Go through the records and copy each line where the word "little" occurs.
--- START SUPPLIED DATA ---
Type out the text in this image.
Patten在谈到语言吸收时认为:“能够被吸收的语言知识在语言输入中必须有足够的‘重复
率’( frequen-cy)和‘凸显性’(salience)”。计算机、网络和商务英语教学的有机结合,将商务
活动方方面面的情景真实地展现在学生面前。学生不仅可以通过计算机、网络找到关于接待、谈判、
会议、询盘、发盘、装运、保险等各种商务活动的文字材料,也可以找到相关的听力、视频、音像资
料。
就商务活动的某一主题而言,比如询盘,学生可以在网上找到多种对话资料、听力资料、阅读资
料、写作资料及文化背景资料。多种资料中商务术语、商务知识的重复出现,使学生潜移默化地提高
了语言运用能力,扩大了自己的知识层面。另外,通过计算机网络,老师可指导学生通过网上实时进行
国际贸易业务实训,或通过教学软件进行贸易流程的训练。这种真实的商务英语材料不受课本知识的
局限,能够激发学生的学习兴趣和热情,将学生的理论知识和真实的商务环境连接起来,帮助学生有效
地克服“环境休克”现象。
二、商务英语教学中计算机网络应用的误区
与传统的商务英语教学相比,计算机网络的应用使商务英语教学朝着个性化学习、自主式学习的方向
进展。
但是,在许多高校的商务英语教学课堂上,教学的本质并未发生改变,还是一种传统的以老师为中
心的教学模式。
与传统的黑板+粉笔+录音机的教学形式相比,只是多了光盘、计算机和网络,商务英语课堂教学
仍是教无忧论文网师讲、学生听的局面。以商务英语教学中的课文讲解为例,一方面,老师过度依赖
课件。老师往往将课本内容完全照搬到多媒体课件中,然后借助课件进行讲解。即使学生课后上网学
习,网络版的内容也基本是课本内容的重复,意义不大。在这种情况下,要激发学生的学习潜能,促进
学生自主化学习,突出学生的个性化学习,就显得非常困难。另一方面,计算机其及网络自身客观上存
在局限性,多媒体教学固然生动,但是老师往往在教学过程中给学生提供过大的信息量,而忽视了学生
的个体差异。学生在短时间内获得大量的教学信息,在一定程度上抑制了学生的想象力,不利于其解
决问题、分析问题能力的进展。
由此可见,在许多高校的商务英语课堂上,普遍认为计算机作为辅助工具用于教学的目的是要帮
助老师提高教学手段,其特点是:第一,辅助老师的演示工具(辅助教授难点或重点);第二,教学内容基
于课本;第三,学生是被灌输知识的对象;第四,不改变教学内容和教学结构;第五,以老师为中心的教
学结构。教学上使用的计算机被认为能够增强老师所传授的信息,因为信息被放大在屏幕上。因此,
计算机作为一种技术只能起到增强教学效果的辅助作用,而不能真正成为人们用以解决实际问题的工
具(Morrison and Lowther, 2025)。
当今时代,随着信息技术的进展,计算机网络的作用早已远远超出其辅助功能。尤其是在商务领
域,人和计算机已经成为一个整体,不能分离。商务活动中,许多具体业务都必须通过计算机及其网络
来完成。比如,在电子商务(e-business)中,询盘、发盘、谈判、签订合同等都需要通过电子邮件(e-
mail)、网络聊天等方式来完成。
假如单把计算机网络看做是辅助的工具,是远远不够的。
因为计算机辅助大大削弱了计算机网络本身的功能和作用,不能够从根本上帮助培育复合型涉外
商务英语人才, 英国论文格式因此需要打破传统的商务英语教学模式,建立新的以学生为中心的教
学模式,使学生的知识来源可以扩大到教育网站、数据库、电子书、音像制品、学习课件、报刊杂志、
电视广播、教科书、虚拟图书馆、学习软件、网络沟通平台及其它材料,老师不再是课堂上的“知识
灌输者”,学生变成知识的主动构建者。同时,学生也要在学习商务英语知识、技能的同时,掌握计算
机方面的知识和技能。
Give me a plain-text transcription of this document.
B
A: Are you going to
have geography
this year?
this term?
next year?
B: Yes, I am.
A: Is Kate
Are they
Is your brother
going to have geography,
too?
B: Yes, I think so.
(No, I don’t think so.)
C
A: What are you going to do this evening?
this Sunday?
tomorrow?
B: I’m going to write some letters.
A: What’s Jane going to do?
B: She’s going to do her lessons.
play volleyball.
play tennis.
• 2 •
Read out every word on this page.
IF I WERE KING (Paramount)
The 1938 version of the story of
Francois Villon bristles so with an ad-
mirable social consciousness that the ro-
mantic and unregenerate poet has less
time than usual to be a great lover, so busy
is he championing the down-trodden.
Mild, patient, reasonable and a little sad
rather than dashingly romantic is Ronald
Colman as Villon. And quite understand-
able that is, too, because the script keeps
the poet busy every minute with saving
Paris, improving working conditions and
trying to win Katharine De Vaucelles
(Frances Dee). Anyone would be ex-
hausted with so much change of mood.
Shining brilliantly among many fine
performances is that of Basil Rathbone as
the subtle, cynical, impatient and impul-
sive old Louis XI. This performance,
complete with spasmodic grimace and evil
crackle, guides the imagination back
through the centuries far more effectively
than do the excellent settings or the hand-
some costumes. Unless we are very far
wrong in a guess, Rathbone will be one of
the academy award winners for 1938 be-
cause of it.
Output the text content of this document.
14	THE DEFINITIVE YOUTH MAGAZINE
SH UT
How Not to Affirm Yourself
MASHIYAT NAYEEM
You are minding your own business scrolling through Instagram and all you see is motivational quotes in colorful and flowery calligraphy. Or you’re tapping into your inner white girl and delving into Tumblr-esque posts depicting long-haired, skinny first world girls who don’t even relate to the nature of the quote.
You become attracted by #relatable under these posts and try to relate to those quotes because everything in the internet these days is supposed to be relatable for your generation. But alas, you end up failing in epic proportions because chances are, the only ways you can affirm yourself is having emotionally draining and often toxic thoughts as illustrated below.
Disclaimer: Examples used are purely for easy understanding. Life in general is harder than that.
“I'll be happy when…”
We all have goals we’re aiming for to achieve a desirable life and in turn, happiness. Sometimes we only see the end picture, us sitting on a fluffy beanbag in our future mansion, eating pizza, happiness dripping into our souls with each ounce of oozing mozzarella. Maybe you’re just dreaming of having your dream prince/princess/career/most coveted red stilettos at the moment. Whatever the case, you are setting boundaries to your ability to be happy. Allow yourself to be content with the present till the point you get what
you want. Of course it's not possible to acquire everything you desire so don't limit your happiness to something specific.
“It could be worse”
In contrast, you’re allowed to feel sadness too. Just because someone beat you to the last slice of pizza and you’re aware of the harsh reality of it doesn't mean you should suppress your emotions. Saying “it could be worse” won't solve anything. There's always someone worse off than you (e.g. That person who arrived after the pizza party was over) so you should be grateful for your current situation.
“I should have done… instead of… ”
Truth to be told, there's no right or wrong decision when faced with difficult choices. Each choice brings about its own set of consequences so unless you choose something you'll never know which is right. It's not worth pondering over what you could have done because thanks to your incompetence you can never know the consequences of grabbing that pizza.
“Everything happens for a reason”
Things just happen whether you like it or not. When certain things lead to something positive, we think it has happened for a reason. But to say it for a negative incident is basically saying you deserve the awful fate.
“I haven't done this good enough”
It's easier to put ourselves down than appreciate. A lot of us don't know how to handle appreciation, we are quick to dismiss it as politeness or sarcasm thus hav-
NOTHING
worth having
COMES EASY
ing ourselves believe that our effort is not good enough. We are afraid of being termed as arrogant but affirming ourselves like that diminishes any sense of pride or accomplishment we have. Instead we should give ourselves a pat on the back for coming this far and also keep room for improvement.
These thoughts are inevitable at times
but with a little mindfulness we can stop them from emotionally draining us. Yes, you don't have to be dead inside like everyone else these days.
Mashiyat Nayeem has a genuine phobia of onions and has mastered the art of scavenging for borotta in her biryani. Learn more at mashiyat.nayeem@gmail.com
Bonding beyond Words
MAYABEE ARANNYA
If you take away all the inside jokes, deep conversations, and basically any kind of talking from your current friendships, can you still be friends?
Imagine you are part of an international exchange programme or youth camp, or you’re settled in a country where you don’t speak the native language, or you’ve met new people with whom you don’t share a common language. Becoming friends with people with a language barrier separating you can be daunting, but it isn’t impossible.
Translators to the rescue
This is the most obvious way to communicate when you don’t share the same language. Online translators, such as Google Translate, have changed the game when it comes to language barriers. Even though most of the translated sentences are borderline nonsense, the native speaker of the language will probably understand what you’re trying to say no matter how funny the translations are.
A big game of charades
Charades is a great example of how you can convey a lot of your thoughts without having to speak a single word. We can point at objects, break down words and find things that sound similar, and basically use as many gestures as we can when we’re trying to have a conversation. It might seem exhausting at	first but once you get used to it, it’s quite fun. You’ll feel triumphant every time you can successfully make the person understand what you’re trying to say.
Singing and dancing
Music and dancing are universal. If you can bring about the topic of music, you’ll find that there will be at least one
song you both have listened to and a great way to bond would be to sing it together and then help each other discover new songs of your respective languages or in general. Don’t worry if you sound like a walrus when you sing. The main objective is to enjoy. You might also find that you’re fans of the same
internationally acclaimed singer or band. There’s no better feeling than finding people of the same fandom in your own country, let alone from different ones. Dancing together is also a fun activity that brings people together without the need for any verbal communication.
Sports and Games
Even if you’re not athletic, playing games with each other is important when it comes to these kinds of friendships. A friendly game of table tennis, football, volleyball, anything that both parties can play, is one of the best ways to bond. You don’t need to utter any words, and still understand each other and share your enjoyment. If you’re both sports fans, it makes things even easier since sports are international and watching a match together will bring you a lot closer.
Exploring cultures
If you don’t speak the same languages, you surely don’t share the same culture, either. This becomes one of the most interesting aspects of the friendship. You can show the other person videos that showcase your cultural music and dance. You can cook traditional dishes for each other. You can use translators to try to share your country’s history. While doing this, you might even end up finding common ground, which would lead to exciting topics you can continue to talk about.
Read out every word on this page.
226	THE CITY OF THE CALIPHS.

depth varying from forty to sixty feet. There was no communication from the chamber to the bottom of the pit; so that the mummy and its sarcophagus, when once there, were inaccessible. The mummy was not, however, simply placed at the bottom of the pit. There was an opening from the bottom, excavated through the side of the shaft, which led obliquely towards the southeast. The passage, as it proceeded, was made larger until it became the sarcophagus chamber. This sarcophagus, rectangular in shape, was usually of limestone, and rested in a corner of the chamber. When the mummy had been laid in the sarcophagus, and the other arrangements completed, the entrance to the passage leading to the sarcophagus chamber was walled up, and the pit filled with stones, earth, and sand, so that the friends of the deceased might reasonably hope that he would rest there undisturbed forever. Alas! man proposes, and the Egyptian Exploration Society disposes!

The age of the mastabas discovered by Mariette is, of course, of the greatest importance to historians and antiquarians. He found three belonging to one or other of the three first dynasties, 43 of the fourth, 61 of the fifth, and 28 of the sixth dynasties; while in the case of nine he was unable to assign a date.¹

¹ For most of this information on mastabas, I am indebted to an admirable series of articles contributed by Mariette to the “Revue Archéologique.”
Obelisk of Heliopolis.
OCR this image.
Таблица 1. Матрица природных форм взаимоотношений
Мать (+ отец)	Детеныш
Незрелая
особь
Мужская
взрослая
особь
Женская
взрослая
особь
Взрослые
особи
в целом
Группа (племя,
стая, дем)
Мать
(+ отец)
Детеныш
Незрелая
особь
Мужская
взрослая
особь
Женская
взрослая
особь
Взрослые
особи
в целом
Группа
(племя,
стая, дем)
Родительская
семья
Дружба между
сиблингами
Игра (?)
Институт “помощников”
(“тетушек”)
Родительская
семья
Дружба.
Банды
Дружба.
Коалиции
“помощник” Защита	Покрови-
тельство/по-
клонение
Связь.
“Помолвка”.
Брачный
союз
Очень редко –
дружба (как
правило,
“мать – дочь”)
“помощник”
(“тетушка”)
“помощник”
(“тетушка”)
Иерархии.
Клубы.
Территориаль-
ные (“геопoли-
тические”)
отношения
--- END SUPPLIED DATA ---
### TASK RESULT
Mild, patient, reasonable and a little sad
but with a little mindfulness we can stop them from emotionally draining us. Yes, you don't have to be dead inside like everyone else these days.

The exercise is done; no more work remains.